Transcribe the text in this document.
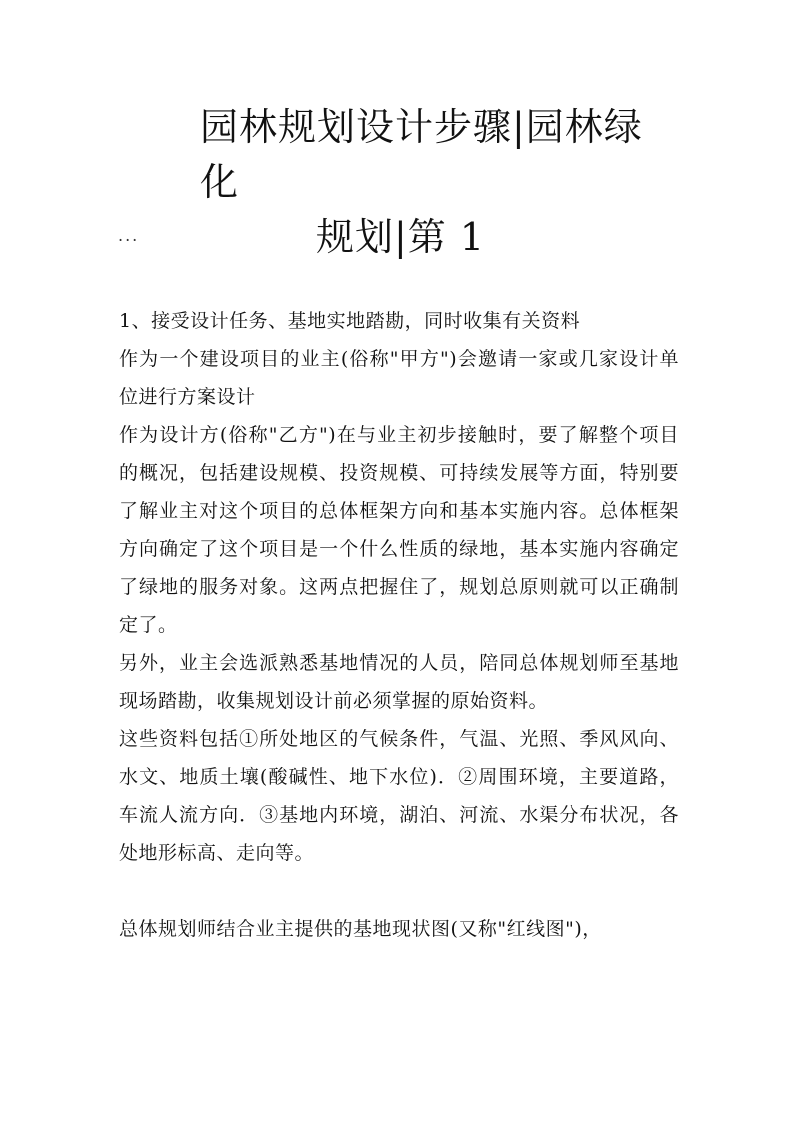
园林规划设计步骤|园林绿化
规划|第 1
...

1、接受设计任务、基地实地踏勘，同时收集有关资料

作为一个建设项目的业主(俗称"甲方")会邀请一家或几家设计单位进行方案设计

作为设计方(俗称"乙方")在与业主初步接触时，要了解整个项目的概况，包括建设规模、投资规模、可持续发展等方面，特别要了解业主对这个项目的总体框架方向和基本实施内容。总体框架方向确定了这个项目是一个什么性质的绿地，基本实施内容确定了绿地的服务对象。这两点把握住了，规划总原则就可以正确制定了。

另外，业主会选派熟悉基地情况的人员，陪同总体规划师至基地现场踏勘，收集规划设计前必须掌握的原始资料。

这些资料包括①所处地区的气候条件，气温、光照、季风风向、水文、地质土壤(酸碱性、地下水位)．②周围环境，主要道路，车流人流方向．③基地内环境，湖泊、河流、水渠分布状况，各处地形标高、走向等。

总体规划师结合业主提供的基地现状图(又称"红线图")，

Instructions to follow: Pictures appear in the records above. Output everything except them, exactly.

Written answer:
Transcribe the text in this document.
园林规划设计步骤|园林绿化
规划|第 1
...

1、接受设计任务、基地实地踏勘，同时收集有关资料

作为一个建设项目的业主(俗称"甲方")会邀请一家或几家设计单位进行方案设计

作为设计方(俗称"乙方")在与业主初步接触时，要了解整个项目的概况，包括建设规模、投资规模、可持续发展等方面，特别要了解业主对这个项目的总体框架方向和基本实施内容。总体框架方向确定了这个项目是一个什么性质的绿地，基本实施内容确定了绿地的服务对象。这两点把握住了，规划总原则就可以正确制定了。

另外，业主会选派熟悉基地情况的人员，陪同总体规划师至基地现场踏勘，收集规划设计前必须掌握的原始资料。

这些资料包括①所处地区的气候条件，气温、光照、季风风向、水文、地质土壤(酸碱性、地下水位)．②周围环境，主要道路，车流人流方向．③基地内环境，湖泊、河流、水渠分布状况，各处地形标高、走向等。

总体规划师结合业主提供的基地现状图(又称"红线图")，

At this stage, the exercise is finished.